Records from a collection of figures:
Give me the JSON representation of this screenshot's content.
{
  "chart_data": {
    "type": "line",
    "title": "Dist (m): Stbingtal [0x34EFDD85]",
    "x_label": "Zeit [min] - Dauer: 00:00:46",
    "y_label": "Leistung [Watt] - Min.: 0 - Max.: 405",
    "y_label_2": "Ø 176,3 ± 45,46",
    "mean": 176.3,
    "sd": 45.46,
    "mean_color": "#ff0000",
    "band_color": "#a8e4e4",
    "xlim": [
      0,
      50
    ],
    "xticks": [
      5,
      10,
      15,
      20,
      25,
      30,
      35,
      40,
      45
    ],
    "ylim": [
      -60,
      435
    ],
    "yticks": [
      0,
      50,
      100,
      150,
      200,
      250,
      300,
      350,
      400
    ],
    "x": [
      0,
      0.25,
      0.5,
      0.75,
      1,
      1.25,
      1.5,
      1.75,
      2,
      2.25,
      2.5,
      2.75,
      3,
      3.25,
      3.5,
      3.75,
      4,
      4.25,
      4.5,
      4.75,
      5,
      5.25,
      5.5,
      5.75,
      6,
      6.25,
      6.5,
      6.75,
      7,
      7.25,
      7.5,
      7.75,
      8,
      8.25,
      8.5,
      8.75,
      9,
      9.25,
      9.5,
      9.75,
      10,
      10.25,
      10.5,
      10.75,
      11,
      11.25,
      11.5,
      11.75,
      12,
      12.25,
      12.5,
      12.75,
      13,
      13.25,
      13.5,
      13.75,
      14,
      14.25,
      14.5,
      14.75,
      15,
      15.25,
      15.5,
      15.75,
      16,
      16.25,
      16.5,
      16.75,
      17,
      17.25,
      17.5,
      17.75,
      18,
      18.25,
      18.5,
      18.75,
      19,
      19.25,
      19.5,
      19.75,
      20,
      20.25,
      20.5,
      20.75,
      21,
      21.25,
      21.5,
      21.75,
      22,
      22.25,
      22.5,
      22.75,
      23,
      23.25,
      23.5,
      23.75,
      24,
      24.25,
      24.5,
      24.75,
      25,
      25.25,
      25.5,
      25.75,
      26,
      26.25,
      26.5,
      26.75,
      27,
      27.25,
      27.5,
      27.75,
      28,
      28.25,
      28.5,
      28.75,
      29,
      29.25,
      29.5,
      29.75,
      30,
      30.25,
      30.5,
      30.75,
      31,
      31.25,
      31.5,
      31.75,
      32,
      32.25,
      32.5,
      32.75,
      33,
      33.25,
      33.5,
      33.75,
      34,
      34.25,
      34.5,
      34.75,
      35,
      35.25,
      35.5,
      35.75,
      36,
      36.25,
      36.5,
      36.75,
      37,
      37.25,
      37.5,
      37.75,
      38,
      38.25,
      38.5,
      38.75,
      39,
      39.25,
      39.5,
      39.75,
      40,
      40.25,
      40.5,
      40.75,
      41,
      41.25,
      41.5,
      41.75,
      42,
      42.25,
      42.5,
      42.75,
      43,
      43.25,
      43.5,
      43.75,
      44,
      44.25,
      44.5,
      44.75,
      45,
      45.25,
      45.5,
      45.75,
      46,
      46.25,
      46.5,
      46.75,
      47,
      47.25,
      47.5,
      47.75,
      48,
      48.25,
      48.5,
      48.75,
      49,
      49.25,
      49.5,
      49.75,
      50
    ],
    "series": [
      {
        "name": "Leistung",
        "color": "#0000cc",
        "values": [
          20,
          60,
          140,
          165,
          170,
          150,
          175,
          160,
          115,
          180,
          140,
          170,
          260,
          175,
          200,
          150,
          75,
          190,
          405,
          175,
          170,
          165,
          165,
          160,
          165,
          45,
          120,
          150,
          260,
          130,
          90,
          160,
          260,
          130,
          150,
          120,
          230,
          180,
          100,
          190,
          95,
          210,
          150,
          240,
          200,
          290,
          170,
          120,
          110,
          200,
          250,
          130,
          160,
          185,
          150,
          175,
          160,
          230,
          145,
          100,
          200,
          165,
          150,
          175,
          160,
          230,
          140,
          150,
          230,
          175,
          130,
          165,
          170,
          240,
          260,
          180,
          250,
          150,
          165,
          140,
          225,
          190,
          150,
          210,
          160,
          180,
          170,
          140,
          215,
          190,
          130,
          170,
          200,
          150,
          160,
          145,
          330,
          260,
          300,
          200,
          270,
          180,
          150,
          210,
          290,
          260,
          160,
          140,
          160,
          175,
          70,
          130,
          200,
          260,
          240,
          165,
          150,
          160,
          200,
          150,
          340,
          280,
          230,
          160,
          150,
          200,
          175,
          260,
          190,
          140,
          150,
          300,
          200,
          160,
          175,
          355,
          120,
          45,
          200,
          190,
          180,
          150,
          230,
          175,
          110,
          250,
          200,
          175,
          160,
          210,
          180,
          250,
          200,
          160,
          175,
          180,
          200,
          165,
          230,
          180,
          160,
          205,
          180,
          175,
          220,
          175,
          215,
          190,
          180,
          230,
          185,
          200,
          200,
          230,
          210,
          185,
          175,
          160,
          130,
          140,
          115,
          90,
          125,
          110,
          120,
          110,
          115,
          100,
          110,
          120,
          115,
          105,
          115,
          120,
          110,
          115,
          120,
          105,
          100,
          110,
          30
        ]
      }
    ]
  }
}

**What the task asks:** Word for word, quote all of the data above.

**Full output:**
Give me the JSON representation of this screenshot's content.
{
  "chart_data": {
    "type": "line",
    "title": "Dist (m): Stbingtal [0x34EFDD85]",
    "x_label": "Zeit [min] - Dauer: 00:00:46",
    "y_label": "Leistung [Watt] - Min.: 0 - Max.: 405",
    "y_label_2": "Ø 176,3 ± 45,46",
    "mean": 176.3,
    "sd": 45.46,
    "mean_color": "#ff0000",
    "band_color": "#a8e4e4",
    "xlim": [
      0,
      50
    ],
    "xticks": [
      5,
      10,
      15,
      20,
      25,
      30,
      35,
      40,
      45
    ],
    "ylim": [
      -60,
      435
    ],
    "yticks": [
      0,
      50,
      100,
      150,
      200,
      250,
      300,
      350,
      400
    ],
    "x": [
      0,
      0.25,
      0.5,
      0.75,
      1,
      1.25,
      1.5,
      1.75,
      2,
      2.25,
      2.5,
      2.75,
      3,
      3.25,
      3.5,
      3.75,
      4,
      4.25,
      4.5,
      4.75,
      5,
      5.25,
      5.5,
      5.75,
      6,
      6.25,
      6.5,
      6.75,
      7,
      7.25,
      7.5,
      7.75,
      8,
      8.25,
      8.5,
      8.75,
      9,
      9.25,
      9.5,
      9.75,
      10,
      10.25,
      10.5,
      10.75,
      11,
      11.25,
      11.5,
      11.75,
      12,
      12.25,
      12.5,
      12.75,
      13,
      13.25,
      13.5,
      13.75,
      14,
      14.25,
      14.5,
      14.75,
      15,
      15.25,
      15.5,
      15.75,
      16,
      16.25,
      16.5,
      16.75,
      17,
      17.25,
      17.5,
      17.75,
      18,
      18.25,
      18.5,
      18.75,
      19,
      19.25,
      19.5,
      19.75,
      20,
      20.25,
      20.5,
      20.75,
      21,
      21.25,
      21.5,
      21.75,
      22,
      22.25,
      22.5,
      22.75,
      23,
      23.25,
      23.5,
      23.75,
      24,
      24.25,
      24.5,
      24.75,
      25,
      25.25,
      25.5,
      25.75,
      26,
      26.25,
      26.5,
      26.75,
      27,
      27.25,
      27.5,
      27.75,
      28,
      28.25,
      28.5,
      28.75,
      29,
      29.25,
      29.5,
      29.75,
      30,
      30.25,
      30.5,
      30.75,
      31,
      31.25,
      31.5,
      31.75,
      32,
      32.25,
      32.5,
      32.75,
      33,
      33.25,
      33.5,
      33.75,
      34,
      34.25,
      34.5,
      34.75,
      35,
      35.25,
      35.5,
      35.75,
      36,
      36.25,
      36.5,
      36.75,
      37,
      37.25,
      37.5,
      37.75,
      38,
      38.25,
      38.5,
      38.75,
      39,
      39.25,
      39.5,
      39.75,
      40,
      40.25,
      40.5,
      40.75,
      41,
      41.25,
      41.5,
      41.75,
      42,
      42.25,
      42.5,
      42.75,
      43,
      43.25,
      43.5,
      43.75,
      44,
      44.25,
      44.5,
      44.75,
      45,
      45.25,
      45.5,
      45.75,
      46,
      46.25,
      46.5,
      46.75,
      47,
      47.25,
      47.5,
      47.75,
      48,
      48.25,
      48.5,
      48.75,
      49,
      49.25,
      49.5,
      49.75,
      50
    ],
    "series": [
      {
        "name": "Leistung",
        "color": "#0000cc",
        "values": [
          20,
          60,
          140,
          165,
          170,
          150,
          175,
          160,
          115,
          180,
          140,
          170,
          260,
          175,
          200,
          150,
          75,
          190,
          405,
          175,
          170,
          165,
          165,
          160,
          165,
          45,
          120,
          150,
          260,
          130,
          90,
          160,
          260,
          130,
          150,
          120,
          230,
          180,
          100,
          190,
          95,
          210,
          150,
          240,
          200,
          290,
          170,
          120,
          110,
          200,
          250,
          130,
          160,
          185,
          150,
          175,
          160,
          230,
          145,
          100,
          200,
          165,
          150,
          175,
          160,
          230,
          140,
          150,
          230,
          175,
          130,
          165,
          170,
          240,
          260,
          180,
          250,
          150,
          165,
          140,
          225,
          190,
          150,
          210,
          160,
          180,
          170,
          140,
          215,
          190,
          130,
          170,
          200,
          150,
          160,
          145,
          330,
          260,
          300,
          200,
          270,
          180,
          150,
          210,
          290,
          260,
          160,
          140,
          160,
          175,
          70,
          130,
          200,
          260,
          240,
          165,
          150,
          160,
          200,
          150,
          340,
          280,
          230,
          160,
          150,
          200,
          175,
          260,
          190,
          140,
          150,
          300,
          200,
          160,
          175,
          355,
          120,
          45,
          200,
          190,
          180,
          150,
          230,
          175,
          110,
          250,
          200,
          175,
          160,
          210,
          180,
          250,
          200,
          160,
          175,
          180,
          200,
          165,
          230,
          180,
          160,
          205,
          180,
          175,
          220,
          175,
          215,
          190,
          180,
          230,
          185,
          200,
          200,
          230,
          210,
          185,
          175,
          160,
          130,
          140,
          115,
          90,
          125,
          110,
          120,
          110,
          115,
          100,
          110,
          120,
          115,
          105,
          115,
          120,
          110,
          115,
          120,
          105,
          100,
          110,
          30
        ]
      }
    ]
  }
}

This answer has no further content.